Draw out every line with the word "title" from the listing below.

+++++

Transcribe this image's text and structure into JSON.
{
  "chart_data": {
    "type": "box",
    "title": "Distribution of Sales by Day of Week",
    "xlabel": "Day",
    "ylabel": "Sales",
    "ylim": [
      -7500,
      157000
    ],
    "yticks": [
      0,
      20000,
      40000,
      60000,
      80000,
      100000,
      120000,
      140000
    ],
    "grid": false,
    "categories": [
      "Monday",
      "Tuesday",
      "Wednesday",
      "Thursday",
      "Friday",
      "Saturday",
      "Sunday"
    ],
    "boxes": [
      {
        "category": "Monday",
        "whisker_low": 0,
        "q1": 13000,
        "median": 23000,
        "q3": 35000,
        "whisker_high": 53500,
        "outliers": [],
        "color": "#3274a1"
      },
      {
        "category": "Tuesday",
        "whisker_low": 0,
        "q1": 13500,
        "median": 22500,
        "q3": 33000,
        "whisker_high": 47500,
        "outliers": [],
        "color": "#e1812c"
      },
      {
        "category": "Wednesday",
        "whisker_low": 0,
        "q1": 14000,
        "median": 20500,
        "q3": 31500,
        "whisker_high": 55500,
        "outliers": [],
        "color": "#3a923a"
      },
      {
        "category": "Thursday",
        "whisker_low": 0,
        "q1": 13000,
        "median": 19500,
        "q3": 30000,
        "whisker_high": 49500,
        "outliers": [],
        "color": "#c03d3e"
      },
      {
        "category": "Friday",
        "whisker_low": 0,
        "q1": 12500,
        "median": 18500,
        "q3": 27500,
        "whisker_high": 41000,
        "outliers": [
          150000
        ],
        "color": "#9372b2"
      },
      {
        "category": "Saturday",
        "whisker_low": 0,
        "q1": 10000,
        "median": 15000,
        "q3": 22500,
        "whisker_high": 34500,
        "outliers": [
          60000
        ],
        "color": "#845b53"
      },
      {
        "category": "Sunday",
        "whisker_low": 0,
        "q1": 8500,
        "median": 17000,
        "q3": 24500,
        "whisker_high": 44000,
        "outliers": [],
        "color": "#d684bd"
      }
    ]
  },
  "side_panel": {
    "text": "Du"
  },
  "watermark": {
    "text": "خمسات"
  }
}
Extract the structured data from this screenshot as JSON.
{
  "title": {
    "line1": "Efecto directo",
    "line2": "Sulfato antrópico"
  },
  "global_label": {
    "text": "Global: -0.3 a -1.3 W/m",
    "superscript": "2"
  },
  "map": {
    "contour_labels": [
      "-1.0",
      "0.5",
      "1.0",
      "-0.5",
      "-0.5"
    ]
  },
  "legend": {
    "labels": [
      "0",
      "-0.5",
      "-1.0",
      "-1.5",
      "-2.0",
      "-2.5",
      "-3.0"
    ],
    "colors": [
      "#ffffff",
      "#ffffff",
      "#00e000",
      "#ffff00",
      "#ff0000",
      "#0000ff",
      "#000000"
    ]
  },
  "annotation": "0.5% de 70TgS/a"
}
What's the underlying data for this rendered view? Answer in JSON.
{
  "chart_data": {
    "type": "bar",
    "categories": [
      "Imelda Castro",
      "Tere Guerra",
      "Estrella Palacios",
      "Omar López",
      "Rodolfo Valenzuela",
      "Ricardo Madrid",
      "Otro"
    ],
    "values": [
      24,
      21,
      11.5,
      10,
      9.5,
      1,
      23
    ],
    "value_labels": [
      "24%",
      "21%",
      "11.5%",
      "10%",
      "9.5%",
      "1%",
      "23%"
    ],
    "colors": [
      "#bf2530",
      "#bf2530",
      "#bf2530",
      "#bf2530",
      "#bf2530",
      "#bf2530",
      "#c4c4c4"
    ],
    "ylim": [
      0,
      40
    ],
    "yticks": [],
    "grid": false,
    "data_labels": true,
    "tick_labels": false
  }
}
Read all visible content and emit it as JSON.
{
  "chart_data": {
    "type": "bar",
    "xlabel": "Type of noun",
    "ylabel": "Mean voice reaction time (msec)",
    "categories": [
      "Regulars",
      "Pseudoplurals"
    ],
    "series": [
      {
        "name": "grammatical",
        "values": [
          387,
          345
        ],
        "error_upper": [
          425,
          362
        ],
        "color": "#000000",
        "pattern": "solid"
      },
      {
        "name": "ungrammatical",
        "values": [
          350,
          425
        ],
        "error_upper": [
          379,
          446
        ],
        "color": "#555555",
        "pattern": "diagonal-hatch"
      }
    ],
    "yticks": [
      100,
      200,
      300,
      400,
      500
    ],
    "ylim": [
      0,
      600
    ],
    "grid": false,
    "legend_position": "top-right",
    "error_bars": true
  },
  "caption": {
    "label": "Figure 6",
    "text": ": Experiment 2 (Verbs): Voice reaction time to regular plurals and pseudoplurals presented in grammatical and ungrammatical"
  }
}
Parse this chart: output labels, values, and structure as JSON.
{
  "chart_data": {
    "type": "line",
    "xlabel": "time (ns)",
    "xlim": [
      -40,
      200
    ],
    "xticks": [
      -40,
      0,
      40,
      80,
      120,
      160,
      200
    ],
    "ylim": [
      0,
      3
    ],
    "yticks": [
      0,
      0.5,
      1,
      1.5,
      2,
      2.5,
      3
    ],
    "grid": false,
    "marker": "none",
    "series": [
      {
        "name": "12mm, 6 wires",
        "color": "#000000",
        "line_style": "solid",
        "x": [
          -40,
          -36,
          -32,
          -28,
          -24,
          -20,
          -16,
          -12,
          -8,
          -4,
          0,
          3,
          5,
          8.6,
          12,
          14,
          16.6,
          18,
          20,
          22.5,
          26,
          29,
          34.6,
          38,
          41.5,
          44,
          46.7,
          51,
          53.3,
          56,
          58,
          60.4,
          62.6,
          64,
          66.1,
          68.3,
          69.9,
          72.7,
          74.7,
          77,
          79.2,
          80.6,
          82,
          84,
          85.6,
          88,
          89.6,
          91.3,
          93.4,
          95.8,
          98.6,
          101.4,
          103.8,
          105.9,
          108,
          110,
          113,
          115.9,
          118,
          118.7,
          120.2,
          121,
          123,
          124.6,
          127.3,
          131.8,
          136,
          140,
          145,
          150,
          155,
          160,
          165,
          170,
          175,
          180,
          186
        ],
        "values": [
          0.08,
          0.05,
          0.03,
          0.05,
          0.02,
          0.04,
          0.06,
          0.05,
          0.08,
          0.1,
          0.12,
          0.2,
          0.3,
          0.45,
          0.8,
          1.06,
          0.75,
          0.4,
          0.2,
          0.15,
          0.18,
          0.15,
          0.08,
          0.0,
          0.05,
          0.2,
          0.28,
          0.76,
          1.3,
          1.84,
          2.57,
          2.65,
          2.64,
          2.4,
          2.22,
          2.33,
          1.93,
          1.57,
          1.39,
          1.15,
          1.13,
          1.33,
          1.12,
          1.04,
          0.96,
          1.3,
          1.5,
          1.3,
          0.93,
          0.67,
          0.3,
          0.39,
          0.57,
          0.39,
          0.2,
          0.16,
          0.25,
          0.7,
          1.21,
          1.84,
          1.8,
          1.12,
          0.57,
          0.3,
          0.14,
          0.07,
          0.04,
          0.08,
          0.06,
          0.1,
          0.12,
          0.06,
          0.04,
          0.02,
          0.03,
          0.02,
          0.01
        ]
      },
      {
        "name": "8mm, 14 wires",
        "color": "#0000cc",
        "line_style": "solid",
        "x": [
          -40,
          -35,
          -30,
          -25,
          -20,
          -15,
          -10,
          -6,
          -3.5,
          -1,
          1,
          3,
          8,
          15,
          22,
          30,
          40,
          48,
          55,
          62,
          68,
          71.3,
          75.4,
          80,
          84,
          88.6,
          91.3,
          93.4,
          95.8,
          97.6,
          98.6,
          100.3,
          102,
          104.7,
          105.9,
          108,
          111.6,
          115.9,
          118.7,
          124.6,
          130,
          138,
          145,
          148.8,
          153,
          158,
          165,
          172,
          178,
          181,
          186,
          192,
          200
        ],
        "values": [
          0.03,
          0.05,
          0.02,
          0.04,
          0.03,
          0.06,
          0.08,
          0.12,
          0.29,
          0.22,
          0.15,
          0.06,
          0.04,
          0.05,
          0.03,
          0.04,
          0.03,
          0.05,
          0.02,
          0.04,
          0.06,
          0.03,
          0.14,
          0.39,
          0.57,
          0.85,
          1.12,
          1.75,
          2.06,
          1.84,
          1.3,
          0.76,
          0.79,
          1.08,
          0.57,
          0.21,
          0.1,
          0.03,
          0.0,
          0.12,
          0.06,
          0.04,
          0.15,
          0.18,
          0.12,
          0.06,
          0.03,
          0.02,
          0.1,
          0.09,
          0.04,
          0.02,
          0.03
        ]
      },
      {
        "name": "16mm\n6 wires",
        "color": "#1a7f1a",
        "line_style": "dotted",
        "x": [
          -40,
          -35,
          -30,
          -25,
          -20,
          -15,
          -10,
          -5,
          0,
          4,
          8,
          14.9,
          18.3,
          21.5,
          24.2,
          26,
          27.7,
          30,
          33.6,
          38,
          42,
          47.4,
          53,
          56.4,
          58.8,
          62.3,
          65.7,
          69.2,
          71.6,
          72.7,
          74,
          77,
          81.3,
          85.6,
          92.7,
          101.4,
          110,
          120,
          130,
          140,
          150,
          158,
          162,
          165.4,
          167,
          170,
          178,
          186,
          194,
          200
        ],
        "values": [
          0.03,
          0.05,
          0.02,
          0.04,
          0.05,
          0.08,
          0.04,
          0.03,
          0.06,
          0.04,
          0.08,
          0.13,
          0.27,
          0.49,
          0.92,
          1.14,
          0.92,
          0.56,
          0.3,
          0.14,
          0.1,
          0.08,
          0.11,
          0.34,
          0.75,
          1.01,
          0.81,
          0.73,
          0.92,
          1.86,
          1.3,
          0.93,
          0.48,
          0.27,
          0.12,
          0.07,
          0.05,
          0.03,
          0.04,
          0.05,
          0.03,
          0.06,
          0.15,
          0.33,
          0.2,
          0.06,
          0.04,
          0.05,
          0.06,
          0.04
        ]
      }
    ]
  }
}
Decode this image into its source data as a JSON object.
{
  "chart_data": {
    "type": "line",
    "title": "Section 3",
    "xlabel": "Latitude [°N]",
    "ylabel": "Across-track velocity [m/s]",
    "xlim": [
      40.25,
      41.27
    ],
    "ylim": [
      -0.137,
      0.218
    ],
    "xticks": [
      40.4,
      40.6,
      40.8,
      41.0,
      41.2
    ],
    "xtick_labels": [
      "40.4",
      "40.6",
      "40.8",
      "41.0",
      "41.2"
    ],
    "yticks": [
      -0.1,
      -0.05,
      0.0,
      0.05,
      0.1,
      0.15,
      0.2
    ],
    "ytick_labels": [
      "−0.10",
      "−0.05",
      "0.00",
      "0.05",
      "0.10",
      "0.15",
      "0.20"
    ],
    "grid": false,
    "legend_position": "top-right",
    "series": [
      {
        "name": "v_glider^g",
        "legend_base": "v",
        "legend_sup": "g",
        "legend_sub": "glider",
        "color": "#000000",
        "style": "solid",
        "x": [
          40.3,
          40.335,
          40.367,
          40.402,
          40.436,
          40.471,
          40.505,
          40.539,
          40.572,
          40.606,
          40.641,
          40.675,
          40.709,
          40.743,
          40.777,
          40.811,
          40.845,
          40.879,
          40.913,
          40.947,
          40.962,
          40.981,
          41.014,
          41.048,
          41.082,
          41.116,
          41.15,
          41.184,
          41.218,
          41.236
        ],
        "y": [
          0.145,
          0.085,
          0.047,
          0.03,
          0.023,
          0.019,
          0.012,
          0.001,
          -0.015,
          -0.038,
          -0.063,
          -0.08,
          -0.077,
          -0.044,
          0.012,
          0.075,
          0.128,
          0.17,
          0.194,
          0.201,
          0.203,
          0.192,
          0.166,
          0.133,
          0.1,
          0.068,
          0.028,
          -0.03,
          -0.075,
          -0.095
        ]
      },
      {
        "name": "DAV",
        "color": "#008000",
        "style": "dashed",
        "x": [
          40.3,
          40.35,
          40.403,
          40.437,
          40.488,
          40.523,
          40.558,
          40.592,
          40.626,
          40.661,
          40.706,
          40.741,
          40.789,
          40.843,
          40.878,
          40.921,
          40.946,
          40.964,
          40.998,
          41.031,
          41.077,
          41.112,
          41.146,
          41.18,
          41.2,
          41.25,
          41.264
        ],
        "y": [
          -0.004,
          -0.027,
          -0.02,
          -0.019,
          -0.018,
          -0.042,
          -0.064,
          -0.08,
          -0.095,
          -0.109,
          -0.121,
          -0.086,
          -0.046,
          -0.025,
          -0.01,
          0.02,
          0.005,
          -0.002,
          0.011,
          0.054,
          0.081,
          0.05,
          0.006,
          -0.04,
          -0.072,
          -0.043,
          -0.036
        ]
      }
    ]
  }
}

+++++

● **RESPONSE TO THIS EXERCISE**
    "title": "Distribution of Sales by Day of Week",
  "title": {
    "title": "Section 3",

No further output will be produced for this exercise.